EXERCISE OBJECTIVE:
Return each line of the material verbatim.

WORKING DATA:
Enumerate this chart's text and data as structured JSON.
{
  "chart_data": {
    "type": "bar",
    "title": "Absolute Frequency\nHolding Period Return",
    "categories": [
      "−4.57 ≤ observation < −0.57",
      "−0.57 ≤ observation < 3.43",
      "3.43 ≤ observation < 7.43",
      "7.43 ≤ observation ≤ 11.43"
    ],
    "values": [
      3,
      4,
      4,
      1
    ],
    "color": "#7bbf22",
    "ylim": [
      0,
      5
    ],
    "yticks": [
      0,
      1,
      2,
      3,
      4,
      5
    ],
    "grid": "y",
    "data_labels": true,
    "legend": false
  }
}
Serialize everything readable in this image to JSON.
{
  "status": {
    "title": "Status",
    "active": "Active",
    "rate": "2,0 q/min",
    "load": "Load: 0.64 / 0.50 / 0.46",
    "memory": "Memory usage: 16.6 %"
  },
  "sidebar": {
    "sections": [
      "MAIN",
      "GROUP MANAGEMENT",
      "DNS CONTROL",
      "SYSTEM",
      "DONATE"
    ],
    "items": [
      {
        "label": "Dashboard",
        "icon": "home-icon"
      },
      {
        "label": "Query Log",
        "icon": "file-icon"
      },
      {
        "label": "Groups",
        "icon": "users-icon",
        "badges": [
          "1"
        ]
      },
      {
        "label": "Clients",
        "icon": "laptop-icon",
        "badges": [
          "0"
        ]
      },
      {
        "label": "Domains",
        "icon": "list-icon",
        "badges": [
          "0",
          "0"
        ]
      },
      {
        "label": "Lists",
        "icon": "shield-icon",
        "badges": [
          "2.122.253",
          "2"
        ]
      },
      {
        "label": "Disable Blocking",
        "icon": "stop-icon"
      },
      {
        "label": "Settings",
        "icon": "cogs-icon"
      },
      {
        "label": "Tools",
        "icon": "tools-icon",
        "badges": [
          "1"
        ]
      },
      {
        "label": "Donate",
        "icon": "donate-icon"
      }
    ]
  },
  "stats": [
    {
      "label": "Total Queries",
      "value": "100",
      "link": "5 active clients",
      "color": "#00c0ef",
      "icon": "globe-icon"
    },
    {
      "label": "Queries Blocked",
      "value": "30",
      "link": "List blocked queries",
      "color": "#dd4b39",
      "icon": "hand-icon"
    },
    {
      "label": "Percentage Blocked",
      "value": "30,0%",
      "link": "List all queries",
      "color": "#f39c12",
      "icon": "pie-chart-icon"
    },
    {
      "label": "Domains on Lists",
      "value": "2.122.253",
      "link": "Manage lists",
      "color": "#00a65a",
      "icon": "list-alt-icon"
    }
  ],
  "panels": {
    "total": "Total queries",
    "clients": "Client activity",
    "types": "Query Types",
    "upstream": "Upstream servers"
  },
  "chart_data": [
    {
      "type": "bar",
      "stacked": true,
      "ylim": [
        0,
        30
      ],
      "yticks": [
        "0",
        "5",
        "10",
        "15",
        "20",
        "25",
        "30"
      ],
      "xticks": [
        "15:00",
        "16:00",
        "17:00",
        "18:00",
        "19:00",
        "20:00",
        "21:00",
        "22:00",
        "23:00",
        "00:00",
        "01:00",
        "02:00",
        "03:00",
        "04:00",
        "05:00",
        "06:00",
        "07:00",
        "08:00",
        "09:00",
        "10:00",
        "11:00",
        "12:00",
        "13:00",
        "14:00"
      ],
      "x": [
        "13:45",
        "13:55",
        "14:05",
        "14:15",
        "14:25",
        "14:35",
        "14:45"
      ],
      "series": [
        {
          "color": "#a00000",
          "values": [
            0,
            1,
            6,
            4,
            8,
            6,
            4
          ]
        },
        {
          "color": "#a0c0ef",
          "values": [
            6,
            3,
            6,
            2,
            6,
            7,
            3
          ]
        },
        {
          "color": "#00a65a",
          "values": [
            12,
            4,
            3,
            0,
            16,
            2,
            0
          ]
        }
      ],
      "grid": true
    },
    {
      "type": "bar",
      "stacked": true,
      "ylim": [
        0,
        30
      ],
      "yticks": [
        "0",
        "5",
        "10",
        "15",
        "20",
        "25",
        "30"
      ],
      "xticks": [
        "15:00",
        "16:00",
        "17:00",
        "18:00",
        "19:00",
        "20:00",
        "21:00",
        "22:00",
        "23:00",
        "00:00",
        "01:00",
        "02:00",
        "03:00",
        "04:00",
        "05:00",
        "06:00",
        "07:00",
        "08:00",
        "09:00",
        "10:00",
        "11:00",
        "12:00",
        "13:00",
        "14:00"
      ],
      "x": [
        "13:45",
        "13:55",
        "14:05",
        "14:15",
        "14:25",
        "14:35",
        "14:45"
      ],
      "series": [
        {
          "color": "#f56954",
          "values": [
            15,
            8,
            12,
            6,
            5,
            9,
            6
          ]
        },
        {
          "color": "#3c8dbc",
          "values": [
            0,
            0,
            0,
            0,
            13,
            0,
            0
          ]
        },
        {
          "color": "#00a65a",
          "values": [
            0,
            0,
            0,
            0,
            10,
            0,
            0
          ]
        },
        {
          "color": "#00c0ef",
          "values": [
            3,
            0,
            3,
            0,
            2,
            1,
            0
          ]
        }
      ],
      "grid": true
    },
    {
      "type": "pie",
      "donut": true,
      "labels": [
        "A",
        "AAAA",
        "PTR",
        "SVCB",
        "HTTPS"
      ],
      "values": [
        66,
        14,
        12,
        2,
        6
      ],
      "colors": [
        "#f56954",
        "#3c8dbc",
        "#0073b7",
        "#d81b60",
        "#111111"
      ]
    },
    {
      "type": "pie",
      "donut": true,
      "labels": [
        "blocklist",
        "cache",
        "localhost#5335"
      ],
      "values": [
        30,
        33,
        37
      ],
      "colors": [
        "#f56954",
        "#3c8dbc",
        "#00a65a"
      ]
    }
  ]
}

TASK OUTPUT:
Enumerate this chart's text and data as structured JSON.
{
  "chart_data": {
    "type": "bar",
    "title": "Absolute Frequency\nHolding Period Return",
    "categories": [
      "−4.57 ≤ observation < −0.57",
      "−0.57 ≤ observation < 3.43",
      "3.43 ≤ observation < 7.43",
      "7.43 ≤ observation ≤ 11.43"
    ],
    "values": [
      3,
      4,
      4,
      1
    ],
    "color": "#7bbf22",
    "ylim": [
      0,
      5
    ],
    "yticks": [
      0,
      1,
      2,
      3,
      4,
      5
    ],
    "grid": "y",
    "data_labels": true,
    "legend": false
  }
}
Serialize everything readable in this image to JSON.
{
  "status": {
    "title": "Status",
    "active": "Active",
    "rate": "2,0 q/min",
    "load": "Load: 0.64 / 0.50 / 0.46",
    "memory": "Memory usage: 16.6 %"
  },
  "sidebar": {
    "sections": [
      "MAIN",
      "GROUP MANAGEMENT",
      "DNS CONTROL",
      "SYSTEM",
      "DONATE"
    ],
    "items": [
      {
        "label": "Dashboard",
        "icon": "home-icon"
      },
      {
        "label": "Query Log",
        "icon": "file-icon"
      },
      {
        "label": "Groups",
        "icon": "users-icon",
        "badges": [
          "1"
        ]
      },
      {
        "label": "Clients",
        "icon": "laptop-icon",
        "badges": [
          "0"
        ]
      },
      {
        "label": "Domains",
        "icon": "list-icon",
        "badges": [
          "0",
          "0"
        ]
      },
      {
        "label": "Lists",
        "icon": "shield-icon",
        "badges": [
          "2.122.253",
          "2"
        ]
      },
      {
        "label": "Disable Blocking",
        "icon": "stop-icon"
      },
      {
        "label": "Settings",
        "icon": "cogs-icon"
      },
      {
        "label": "Tools",
        "icon": "tools-icon",
        "badges": [
          "1"
        ]
      },
      {
        "label": "Donate",
        "icon": "donate-icon"
      }
    ]
  },
  "stats": [
    {
      "label": "Total Queries",
      "value": "100",
      "link": "5 active clients",
      "color": "#00c0ef",
      "icon": "globe-icon"
    },
    {
      "label": "Queries Blocked",
      "value": "30",
      "link": "List blocked queries",
      "color": "#dd4b39",
      "icon": "hand-icon"
    },
    {
      "label": "Percentage Blocked",
      "value": "30,0%",
      "link": "List all queries",
      "color": "#f39c12",
      "icon": "pie-chart-icon"
    },
    {
      "label": "Domains on Lists",
      "value": "2.122.253",
      "link": "Manage lists",
      "color": "#00a65a",
      "icon": "list-alt-icon"
    }
  ],
  "panels": {
    "total": "Total queries",
    "clients": "Client activity",
    "types": "Query Types",
    "upstream": "Upstream servers"
  },
  "chart_data": [
    {
      "type": "bar",
      "stacked": true,
      "ylim": [
        0,
        30
      ],
      "yticks": [
        "0",
        "5",
        "10",
        "15",
        "20",
        "25",
        "30"
      ],
      "xticks": [
        "15:00",
        "16:00",
        "17:00",
        "18:00",
        "19:00",
        "20:00",
        "21:00",
        "22:00",
        "23:00",
        "00:00",
        "01:00",
        "02:00",
        "03:00",
        "04:00",
        "05:00",
        "06:00",
        "07:00",
        "08:00",
        "09:00",
        "10:00",
        "11:00",
        "12:00",
        "13:00",
        "14:00"
      ],
      "x": [
        "13:45",
        "13:55",
        "14:05",
        "14:15",
        "14:25",
        "14:35",
        "14:45"
      ],
      "series": [
        {
          "color": "#a00000",
          "values": [
            0,
            1,
            6,
            4,
            8,
            6,
            4
          ]
        },
        {
          "color": "#a0c0ef",
          "values": [
            6,
            3,
            6,
            2,
            6,
            7,
            3
          ]
        },
        {
          "color": "#00a65a",
          "values": [
            12,
            4,
            3,
            0,
            16,
            2,
            0
          ]
        }
      ],
      "grid": true
    },
    {
      "type": "bar",
      "stacked": true,
      "ylim": [
        0,
        30
      ],
      "yticks": [
        "0",
        "5",
        "10",
        "15",
        "20",
        "25",
        "30"
      ],
      "xticks": [
        "15:00",
        "16:00",
        "17:00",
        "18:00",
        "19:00",
        "20:00",
        "21:00",
        "22:00",
        "23:00",
        "00:00",
        "01:00",
        "02:00",
        "03:00",
        "04:00",
        "05:00",
        "06:00",
        "07:00",
        "08:00",
        "09:00",
        "10:00",
        "11:00",
        "12:00",
        "13:00",
        "14:00"
      ],
      "x": [
        "13:45",
        "13:55",
        "14:05",
        "14:15",
        "14:25",
        "14:35",
        "14:45"
      ],
      "series": [
        {
          "color": "#f56954",
          "values": [
            15,
            8,
            12,
            6,
            5,
            9,
            6
          ]
        },
        {
          "color": "#3c8dbc",
          "values": [
            0,
            0,
            0,
            0,
            13,
            0,
            0
          ]
        },
        {
          "color": "#00a65a",
          "values": [
            0,
            0,
            0,
            0,
            10,
            0,
            0
          ]
        },
        {
          "color": "#00c0ef",
          "values": [
            3,
            0,
            3,
            0,
            2,
            1,
            0
          ]
        }
      ],
      "grid": true
    },
    {
      "type": "pie",
      "donut": true,
      "labels": [
        "A",
        "AAAA",
        "PTR",
        "SVCB",
        "HTTPS"
      ],
      "values": [
        66,
        14,
        12,
        2,
        6
      ],
      "colors": [
        "#f56954",
        "#3c8dbc",
        "#0073b7",
        "#d81b60",
        "#111111"
      ]
    },
    {
      "type": "pie",
      "donut": true,
      "labels": [
        "blocklist",
        "cache",
        "localhost#5335"
      ],
      "values": [
        30,
        33,
        37
      ],
      "colors": [
        "#f56954",
        "#3c8dbc",
        "#00a65a"
      ]
    }
  ]
}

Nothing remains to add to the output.